WRITTEN REQUEST:
Extract the complete data exactly as given.

SUPPLIED ENTRIES:

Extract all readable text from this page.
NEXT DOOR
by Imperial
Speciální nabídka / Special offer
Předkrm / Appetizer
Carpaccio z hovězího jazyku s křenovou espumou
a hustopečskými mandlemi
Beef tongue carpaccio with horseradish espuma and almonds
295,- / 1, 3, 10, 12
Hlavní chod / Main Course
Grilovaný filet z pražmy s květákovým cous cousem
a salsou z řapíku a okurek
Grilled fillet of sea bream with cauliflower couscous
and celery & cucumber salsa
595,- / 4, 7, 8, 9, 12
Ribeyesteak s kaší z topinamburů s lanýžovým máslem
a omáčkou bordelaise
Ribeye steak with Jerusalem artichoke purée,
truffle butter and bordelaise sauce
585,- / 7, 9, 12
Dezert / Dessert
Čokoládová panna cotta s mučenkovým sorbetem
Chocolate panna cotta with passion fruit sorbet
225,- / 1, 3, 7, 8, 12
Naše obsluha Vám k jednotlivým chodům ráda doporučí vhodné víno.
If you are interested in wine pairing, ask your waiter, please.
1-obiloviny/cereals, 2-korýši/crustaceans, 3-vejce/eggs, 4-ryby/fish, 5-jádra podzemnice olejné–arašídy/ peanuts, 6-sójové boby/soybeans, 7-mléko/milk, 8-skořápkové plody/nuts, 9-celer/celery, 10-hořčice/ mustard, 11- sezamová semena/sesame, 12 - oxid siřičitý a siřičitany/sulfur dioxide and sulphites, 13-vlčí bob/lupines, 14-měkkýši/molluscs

RESPONSE:
Extract all readable text from this page.
NEXT DOOR
by Imperial
Speciální nabídka / Special offer
Předkrm / Appetizer
Carpaccio z hovězího jazyku s křenovou espumou
a hustopečskými mandlemi
Beef tongue carpaccio with horseradish espuma and almonds
295,- / 1, 3, 10, 12
Hlavní chod / Main Course
Grilovaný filet z pražmy s květákovým cous cousem
a salsou z řapíku a okurek
Grilled fillet of sea bream with cauliflower couscous
and celery & cucumber salsa
595,- / 4, 7, 8, 9, 12
Ribeyesteak s kaší z topinamburů s lanýžovým máslem
a omáčkou bordelaise
Ribeye steak with Jerusalem artichoke purée,
truffle butter and bordelaise sauce
585,- / 7, 9, 12
Dezert / Dessert
Čokoládová panna cotta s mučenkovým sorbetem
Chocolate panna cotta with passion fruit sorbet
225,- / 1, 3, 7, 8, 12
Naše obsluha Vám k jednotlivým chodům ráda doporučí vhodné víno.
If you are interested in wine pairing, ask your waiter, please.
1-obiloviny/cereals, 2-korýši/crustaceans, 3-vejce/eggs, 4-ryby/fish, 5-jádra podzemnice olejné–arašídy/ peanuts, 6-sójové boby/soybeans, 7-mléko/milk, 8-skořápkové plody/nuts, 9-celer/celery, 10-hořčice/ mustard, 11- sezamová semena/sesame, 12 - oxid siřičitý a siřičitany/sulfur dioxide and sulphites, 13-vlčí bob/lupines, 14-měkkýši/molluscs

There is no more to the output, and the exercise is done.